AVAILABLE RECORDS:
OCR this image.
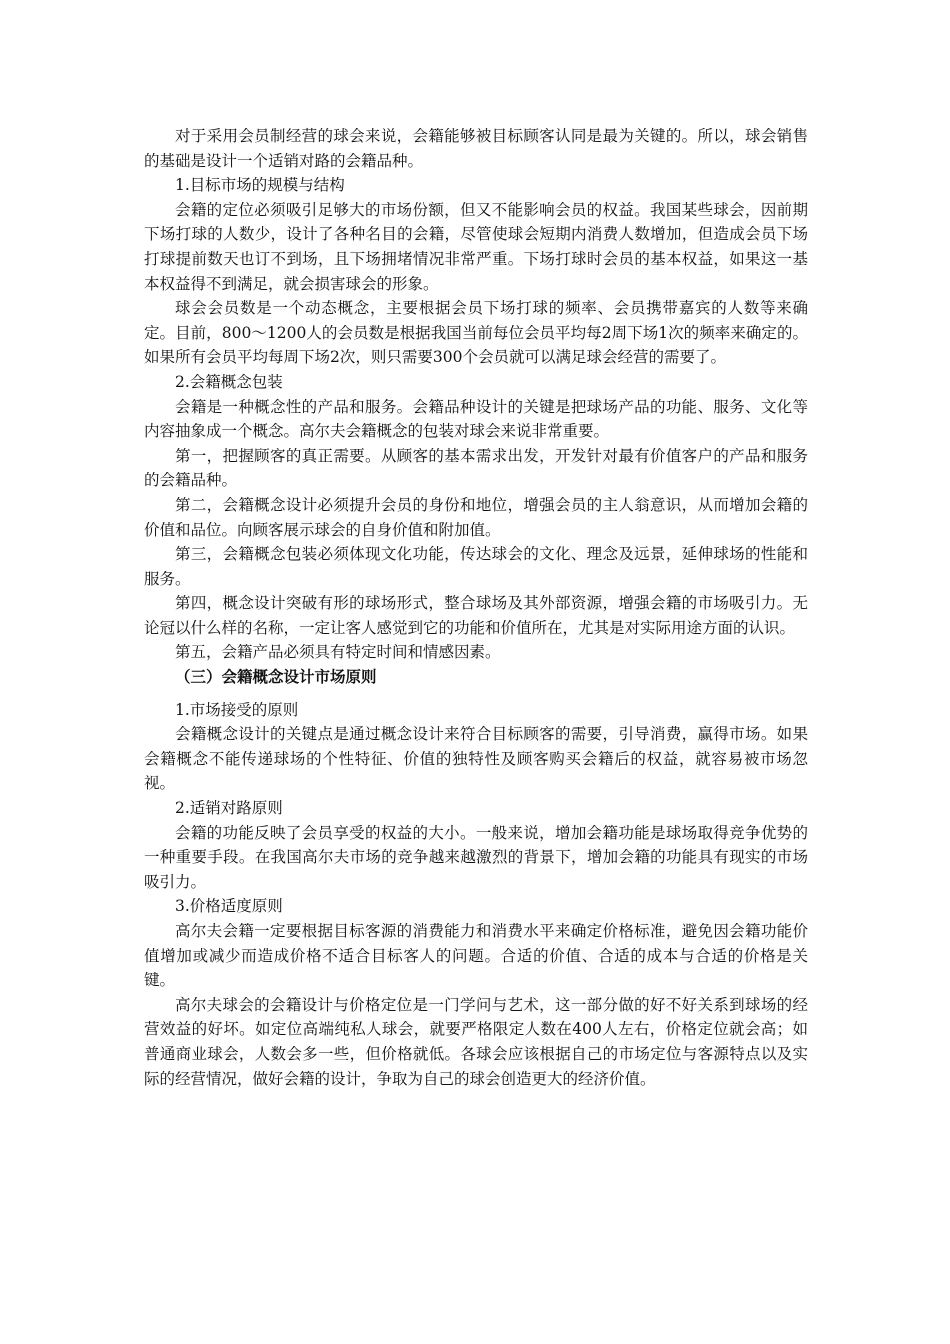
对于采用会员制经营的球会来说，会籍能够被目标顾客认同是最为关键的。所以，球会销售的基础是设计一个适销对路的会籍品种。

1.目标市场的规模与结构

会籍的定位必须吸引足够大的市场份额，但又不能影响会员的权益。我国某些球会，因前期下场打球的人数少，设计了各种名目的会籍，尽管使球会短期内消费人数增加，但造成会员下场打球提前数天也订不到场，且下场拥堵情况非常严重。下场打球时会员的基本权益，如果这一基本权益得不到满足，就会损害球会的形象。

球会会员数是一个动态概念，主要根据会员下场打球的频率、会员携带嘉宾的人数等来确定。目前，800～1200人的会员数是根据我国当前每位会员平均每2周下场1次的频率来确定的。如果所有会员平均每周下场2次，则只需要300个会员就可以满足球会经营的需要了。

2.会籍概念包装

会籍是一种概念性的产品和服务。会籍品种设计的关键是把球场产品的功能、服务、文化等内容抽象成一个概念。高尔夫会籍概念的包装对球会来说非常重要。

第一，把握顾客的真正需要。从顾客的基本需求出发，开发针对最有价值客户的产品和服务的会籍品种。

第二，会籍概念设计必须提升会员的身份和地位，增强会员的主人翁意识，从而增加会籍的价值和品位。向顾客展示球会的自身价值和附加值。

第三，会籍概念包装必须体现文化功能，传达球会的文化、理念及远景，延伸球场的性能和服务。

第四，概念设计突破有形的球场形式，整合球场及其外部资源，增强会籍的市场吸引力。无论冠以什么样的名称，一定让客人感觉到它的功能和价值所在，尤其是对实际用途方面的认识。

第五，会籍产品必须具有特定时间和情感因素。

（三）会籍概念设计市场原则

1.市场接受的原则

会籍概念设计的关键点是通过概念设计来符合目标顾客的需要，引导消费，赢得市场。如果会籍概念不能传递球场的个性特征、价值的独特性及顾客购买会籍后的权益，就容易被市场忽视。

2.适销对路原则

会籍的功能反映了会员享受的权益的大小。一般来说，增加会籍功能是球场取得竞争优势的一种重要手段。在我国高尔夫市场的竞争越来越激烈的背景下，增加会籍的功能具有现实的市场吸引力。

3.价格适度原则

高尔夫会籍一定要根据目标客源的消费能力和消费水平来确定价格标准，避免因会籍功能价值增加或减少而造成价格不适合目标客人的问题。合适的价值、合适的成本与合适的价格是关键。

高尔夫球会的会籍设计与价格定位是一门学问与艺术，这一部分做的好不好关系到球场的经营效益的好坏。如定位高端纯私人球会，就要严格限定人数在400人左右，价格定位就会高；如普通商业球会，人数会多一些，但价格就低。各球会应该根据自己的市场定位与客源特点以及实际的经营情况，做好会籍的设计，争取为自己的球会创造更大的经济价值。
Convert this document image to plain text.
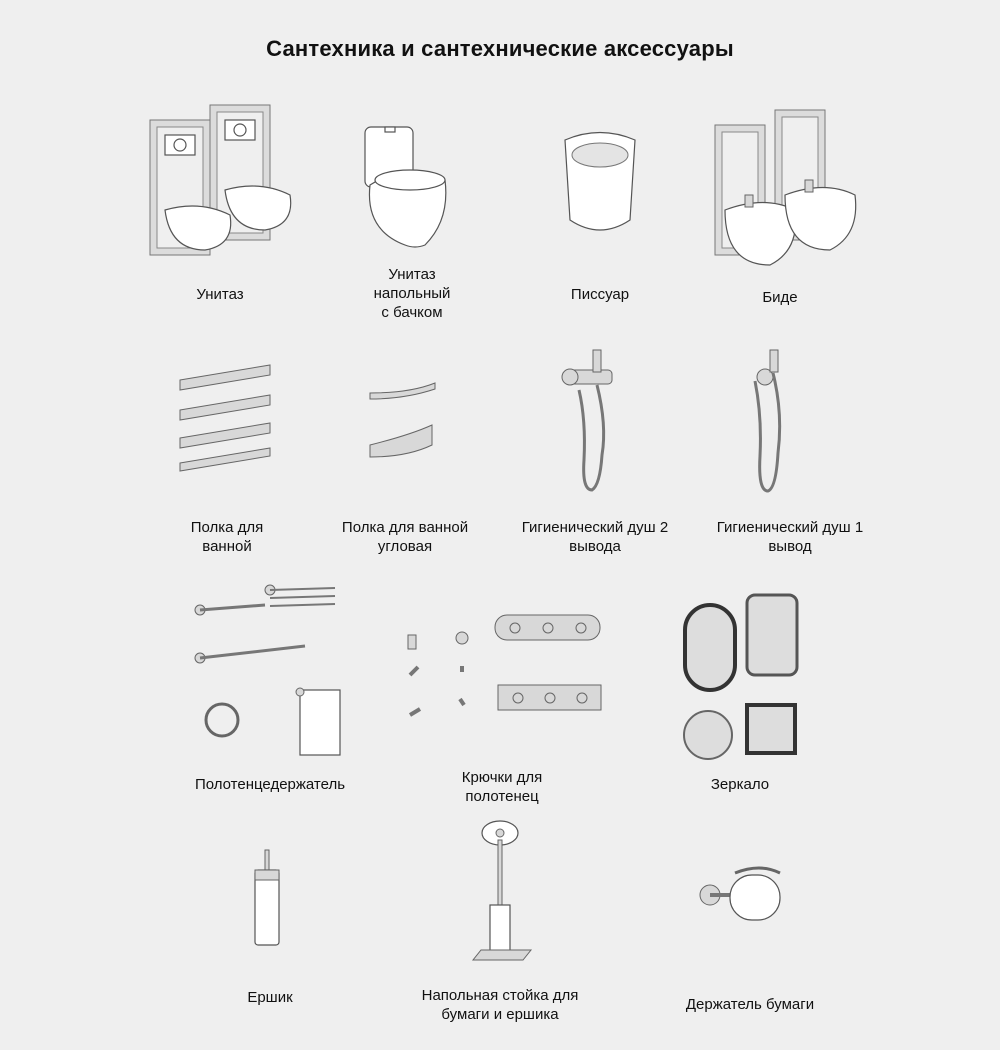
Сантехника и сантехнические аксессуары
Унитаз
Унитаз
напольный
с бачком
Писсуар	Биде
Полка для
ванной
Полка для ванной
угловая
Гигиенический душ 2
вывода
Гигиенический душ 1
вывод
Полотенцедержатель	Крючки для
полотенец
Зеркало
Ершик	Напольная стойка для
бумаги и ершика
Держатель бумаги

CHALLENGE: Find the line containing "Convert this document image to plain text." in the listing above. Restate it and every line after it, word for word, through the final line, leaving out the pictures.

FINAL ANSWER:
Convert this document image to plain text.
Сантехника и сантехнические аксессуары
Унитаз
Унитаз
напольный
с бачком
Писсуар	Биде
Полка для
ванной
Полка для ванной
угловая
Гигиенический душ 2
вывода
Гигиенический душ 1
вывод
Полотенцедержатель	Крючки для
полотенец
Зеркало
Ершик	Напольная стойка для
бумаги и ершика
Держатель бумаги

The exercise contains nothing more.